Given exercise: State the number of lines in the material below that have "order" in them, without any other text.

>> BEGIN Extracted records

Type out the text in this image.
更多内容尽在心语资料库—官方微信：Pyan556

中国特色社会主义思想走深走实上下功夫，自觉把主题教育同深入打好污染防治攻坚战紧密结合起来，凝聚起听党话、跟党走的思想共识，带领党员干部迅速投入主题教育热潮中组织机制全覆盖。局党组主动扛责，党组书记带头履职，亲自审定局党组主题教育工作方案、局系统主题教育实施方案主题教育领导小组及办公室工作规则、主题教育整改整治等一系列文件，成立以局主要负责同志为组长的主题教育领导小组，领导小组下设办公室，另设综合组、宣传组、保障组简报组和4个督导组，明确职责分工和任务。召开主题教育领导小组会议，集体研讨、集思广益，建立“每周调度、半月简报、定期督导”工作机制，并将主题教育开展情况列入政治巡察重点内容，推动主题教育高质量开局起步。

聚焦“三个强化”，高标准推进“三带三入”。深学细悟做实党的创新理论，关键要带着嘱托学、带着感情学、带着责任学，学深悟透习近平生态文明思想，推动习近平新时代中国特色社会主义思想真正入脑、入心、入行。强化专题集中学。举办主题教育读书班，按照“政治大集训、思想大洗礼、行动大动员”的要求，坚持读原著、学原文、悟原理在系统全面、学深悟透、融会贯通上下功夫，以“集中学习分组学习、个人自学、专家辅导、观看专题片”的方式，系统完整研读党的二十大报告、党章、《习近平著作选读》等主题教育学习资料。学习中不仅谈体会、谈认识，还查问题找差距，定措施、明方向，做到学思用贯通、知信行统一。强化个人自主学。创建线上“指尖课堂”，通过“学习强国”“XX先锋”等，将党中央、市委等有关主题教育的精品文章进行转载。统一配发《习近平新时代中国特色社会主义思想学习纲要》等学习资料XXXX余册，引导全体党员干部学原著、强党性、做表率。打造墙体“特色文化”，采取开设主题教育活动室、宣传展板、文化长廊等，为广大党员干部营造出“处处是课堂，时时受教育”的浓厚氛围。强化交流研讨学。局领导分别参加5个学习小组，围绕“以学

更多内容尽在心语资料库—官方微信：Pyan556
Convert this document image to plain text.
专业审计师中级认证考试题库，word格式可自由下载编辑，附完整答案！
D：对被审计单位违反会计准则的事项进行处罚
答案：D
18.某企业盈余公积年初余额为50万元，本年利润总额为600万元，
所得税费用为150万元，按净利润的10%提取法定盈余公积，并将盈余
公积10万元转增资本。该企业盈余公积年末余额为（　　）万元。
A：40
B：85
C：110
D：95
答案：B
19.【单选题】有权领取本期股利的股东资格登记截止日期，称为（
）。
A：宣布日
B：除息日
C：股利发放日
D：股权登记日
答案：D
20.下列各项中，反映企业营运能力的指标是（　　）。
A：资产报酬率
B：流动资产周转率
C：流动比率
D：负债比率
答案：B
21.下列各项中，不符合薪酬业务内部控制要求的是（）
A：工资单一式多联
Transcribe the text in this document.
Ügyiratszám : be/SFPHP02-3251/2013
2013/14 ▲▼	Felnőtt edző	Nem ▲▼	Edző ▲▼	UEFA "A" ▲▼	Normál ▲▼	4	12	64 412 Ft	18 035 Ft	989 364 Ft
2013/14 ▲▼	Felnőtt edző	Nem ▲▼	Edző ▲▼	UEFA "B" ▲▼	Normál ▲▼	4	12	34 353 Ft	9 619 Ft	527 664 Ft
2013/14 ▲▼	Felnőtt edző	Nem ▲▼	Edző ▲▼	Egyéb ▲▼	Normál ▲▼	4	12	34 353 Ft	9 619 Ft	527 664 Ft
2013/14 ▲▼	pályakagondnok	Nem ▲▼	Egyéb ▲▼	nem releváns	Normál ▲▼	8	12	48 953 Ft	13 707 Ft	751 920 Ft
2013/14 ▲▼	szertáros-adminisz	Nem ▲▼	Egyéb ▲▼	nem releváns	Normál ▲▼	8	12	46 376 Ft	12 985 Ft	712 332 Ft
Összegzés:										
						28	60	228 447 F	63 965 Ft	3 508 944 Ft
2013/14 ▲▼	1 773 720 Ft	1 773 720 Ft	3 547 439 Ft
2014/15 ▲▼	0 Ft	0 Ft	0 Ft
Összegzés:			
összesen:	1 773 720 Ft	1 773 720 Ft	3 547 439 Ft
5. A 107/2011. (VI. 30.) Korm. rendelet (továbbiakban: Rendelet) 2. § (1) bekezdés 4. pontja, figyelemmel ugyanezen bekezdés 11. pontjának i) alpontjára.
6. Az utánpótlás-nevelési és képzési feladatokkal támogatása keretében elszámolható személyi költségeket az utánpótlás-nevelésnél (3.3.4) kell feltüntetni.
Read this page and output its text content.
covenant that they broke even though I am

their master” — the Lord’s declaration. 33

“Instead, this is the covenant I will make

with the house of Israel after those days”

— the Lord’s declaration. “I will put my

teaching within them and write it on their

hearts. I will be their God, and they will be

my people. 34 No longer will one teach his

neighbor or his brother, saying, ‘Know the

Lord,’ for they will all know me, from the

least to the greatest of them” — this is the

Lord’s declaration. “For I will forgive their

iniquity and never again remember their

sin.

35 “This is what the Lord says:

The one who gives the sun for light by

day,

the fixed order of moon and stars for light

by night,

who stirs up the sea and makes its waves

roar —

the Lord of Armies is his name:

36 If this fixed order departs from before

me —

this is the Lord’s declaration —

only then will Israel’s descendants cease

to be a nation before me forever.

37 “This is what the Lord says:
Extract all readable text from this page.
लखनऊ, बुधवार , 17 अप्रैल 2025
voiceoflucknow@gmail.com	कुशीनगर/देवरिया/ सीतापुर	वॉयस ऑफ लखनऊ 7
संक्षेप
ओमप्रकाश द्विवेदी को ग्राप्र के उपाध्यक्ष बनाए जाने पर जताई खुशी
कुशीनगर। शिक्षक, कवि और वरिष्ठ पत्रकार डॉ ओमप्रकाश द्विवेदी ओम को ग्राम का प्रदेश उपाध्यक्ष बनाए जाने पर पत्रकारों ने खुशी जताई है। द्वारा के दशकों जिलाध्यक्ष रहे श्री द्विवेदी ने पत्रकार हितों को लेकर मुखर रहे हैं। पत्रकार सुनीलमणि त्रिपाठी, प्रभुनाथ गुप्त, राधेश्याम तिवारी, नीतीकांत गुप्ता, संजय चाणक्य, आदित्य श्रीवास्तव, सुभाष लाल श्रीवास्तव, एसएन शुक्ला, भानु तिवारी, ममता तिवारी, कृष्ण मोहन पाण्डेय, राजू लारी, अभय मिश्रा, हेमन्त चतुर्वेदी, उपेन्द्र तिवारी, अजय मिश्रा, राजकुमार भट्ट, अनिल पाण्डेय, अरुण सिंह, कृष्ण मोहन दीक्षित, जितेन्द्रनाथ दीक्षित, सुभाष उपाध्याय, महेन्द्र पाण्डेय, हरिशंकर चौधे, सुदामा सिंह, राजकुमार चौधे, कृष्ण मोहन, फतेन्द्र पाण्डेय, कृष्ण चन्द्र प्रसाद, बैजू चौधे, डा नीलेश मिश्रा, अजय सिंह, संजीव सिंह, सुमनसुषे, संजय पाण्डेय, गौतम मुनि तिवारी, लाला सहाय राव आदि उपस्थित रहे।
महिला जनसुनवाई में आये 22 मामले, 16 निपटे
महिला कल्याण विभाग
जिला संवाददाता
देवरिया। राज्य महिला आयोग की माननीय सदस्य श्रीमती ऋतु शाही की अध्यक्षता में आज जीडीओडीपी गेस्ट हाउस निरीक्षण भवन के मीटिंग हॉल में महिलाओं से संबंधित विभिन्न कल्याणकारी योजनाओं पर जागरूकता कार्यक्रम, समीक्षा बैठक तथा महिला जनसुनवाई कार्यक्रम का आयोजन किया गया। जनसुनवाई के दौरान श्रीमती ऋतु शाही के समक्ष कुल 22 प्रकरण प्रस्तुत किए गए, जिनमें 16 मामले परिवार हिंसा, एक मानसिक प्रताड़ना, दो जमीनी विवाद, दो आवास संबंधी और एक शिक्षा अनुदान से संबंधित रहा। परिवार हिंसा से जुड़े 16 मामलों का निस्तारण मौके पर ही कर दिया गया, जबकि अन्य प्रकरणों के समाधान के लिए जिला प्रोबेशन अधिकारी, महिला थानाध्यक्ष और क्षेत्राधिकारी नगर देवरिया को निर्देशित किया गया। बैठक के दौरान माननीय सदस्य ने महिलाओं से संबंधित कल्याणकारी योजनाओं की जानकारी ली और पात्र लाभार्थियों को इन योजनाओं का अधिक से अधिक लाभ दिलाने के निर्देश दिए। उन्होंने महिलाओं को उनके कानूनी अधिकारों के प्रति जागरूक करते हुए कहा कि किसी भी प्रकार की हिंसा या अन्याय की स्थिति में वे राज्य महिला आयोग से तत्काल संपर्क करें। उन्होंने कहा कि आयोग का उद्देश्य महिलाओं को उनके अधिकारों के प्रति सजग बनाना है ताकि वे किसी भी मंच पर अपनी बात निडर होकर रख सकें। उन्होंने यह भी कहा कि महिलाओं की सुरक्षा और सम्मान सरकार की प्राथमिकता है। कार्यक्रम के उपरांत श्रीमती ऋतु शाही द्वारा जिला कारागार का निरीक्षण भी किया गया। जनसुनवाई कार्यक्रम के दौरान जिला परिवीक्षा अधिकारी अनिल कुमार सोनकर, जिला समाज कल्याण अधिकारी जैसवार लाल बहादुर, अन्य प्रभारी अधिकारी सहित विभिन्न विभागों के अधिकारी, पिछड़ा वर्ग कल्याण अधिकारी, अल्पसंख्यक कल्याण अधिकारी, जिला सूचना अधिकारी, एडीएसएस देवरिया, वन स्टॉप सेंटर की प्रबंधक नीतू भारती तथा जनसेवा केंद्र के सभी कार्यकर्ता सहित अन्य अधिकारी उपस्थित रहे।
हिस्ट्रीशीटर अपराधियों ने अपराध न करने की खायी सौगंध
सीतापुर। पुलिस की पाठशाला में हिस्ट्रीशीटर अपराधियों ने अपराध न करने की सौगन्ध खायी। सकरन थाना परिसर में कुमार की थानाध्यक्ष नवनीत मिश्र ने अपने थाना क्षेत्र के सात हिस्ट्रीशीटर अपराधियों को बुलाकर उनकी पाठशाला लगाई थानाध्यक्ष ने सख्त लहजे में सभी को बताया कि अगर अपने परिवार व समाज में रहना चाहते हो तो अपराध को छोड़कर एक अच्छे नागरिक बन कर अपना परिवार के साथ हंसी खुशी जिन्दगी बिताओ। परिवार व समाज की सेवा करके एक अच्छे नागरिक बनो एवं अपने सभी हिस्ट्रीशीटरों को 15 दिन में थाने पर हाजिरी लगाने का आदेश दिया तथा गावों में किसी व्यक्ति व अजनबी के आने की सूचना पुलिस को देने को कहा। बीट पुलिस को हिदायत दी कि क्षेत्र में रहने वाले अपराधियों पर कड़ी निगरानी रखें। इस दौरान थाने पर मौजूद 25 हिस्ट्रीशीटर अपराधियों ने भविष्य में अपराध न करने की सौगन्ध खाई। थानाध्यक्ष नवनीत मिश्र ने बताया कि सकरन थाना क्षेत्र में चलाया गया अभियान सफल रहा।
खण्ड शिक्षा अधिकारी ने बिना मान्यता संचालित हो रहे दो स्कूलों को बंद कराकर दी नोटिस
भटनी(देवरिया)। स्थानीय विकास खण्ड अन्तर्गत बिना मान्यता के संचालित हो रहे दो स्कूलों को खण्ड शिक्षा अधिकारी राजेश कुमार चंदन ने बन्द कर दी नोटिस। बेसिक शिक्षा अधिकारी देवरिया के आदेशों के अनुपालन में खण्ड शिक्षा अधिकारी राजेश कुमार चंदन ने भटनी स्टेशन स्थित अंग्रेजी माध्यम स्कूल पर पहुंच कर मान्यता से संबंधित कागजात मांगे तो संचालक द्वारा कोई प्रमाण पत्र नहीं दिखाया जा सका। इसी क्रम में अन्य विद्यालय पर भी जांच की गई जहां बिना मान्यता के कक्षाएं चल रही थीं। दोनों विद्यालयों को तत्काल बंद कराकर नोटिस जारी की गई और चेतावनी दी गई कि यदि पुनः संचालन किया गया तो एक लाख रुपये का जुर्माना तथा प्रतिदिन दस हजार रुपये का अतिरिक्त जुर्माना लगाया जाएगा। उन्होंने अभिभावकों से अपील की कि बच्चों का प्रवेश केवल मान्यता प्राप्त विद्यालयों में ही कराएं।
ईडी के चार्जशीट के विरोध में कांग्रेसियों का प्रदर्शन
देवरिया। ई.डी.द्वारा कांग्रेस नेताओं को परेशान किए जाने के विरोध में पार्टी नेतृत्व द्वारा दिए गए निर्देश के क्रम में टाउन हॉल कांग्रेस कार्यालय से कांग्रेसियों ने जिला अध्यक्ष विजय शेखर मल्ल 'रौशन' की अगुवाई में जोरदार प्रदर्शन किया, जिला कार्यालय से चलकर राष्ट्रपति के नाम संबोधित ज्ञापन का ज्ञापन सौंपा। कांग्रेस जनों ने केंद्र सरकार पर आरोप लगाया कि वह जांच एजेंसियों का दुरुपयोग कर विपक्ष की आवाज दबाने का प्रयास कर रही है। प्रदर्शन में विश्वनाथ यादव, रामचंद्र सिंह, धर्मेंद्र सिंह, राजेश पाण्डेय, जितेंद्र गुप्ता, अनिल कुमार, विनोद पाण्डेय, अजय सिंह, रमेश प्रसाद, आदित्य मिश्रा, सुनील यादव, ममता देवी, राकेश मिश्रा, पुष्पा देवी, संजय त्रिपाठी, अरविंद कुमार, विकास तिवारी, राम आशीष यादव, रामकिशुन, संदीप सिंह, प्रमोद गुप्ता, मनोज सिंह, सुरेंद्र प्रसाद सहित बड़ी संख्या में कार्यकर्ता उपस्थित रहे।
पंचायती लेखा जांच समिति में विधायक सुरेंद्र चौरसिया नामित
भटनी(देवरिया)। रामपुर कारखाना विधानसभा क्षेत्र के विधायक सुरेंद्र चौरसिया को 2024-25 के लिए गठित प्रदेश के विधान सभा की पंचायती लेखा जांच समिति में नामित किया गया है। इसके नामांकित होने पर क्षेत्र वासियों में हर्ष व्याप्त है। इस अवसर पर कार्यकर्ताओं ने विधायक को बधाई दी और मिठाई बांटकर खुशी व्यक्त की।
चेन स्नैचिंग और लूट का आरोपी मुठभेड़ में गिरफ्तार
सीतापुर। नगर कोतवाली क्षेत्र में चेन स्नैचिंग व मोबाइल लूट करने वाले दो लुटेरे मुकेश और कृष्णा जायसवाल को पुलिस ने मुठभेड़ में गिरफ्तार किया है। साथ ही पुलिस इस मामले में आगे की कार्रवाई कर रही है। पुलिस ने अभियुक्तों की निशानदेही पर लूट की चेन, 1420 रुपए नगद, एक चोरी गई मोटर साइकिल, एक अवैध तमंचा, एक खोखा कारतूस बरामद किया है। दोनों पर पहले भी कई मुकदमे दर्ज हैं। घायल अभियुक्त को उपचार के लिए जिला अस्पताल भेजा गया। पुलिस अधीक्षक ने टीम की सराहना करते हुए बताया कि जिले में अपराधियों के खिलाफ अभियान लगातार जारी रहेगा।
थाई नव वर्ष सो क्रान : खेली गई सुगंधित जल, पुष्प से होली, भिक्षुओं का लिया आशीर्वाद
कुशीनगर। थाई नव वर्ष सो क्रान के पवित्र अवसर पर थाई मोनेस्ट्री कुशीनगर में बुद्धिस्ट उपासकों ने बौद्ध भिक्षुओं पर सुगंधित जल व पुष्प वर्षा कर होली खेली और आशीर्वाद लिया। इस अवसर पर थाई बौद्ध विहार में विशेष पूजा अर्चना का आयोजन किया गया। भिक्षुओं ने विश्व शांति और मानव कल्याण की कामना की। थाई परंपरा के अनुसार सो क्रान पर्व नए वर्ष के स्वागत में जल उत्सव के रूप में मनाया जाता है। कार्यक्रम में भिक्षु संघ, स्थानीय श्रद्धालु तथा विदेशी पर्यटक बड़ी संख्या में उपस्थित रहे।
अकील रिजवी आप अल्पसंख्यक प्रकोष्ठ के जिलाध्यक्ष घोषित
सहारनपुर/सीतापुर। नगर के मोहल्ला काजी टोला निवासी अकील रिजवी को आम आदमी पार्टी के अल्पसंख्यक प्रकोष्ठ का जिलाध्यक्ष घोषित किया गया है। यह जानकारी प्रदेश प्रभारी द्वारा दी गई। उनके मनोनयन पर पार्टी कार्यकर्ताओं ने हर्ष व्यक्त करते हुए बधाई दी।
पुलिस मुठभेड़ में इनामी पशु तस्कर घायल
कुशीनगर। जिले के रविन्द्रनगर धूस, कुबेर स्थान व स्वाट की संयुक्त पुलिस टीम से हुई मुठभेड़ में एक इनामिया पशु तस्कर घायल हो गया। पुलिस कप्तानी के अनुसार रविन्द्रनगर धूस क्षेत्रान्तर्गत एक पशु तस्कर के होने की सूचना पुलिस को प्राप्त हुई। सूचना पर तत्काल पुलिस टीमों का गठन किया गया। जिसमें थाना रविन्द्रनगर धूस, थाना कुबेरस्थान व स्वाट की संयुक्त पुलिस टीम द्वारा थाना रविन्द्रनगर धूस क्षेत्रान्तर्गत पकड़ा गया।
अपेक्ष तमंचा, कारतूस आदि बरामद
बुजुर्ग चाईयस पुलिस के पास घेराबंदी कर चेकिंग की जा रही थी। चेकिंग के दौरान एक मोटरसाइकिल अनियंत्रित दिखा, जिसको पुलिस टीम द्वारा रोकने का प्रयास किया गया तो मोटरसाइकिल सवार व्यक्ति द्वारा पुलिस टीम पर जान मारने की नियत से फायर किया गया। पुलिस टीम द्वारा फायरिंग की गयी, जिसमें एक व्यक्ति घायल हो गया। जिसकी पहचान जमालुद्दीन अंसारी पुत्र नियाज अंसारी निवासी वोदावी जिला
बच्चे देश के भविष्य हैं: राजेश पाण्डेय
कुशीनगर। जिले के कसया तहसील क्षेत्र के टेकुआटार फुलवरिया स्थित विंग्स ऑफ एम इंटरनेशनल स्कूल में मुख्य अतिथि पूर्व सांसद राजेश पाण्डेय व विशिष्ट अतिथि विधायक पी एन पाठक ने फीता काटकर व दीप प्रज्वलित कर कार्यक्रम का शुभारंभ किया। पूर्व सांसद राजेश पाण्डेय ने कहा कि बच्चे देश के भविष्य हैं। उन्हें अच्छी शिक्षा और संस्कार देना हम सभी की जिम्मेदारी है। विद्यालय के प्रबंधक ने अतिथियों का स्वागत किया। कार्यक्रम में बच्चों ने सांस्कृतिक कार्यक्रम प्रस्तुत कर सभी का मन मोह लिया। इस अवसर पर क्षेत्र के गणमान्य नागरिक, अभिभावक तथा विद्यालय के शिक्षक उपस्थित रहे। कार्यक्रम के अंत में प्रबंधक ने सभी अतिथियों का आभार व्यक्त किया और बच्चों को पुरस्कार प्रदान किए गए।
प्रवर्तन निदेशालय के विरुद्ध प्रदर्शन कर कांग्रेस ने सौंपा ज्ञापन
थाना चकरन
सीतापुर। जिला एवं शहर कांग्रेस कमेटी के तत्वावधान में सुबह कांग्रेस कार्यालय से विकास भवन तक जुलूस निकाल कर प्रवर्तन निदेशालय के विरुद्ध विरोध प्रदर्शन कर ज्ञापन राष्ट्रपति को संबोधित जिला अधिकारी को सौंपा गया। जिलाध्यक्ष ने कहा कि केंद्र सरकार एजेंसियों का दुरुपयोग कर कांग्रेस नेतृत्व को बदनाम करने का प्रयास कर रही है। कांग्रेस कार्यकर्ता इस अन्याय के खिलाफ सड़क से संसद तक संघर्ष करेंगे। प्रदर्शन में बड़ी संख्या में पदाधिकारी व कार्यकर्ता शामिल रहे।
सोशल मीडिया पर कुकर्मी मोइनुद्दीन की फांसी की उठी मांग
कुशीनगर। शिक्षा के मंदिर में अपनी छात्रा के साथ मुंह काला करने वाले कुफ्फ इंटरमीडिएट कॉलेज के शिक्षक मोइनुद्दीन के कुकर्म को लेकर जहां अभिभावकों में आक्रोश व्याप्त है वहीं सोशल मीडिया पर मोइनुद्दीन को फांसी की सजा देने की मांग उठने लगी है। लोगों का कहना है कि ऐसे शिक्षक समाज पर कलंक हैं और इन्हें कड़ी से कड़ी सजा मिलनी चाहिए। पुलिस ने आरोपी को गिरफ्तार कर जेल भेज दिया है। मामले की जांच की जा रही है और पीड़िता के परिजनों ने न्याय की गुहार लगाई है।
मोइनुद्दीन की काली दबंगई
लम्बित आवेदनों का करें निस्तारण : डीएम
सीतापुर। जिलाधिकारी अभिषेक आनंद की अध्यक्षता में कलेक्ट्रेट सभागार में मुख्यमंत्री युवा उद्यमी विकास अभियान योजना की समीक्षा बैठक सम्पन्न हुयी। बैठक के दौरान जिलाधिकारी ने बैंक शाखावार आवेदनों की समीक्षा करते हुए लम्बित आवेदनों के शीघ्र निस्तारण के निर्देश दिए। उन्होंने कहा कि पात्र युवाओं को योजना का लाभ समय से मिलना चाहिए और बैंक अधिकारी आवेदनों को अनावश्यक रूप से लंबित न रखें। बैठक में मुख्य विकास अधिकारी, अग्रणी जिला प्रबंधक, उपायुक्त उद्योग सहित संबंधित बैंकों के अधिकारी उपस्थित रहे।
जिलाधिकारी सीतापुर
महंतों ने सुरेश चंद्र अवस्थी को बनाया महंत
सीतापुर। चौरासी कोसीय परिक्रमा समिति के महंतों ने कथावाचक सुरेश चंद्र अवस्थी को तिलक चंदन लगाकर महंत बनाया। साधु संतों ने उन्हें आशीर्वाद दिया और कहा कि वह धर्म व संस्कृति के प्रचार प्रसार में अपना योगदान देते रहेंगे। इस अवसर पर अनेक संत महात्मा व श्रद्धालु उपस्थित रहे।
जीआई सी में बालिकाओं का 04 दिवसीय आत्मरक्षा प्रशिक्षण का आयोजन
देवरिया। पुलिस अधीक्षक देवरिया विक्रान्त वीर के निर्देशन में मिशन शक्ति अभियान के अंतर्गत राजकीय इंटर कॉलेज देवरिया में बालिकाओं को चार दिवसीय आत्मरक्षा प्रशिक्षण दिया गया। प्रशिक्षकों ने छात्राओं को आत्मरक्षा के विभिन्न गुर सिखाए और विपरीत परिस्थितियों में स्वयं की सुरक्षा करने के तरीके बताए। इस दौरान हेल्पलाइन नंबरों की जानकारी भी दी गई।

>> END Extracted records

Answer to this exercise: 2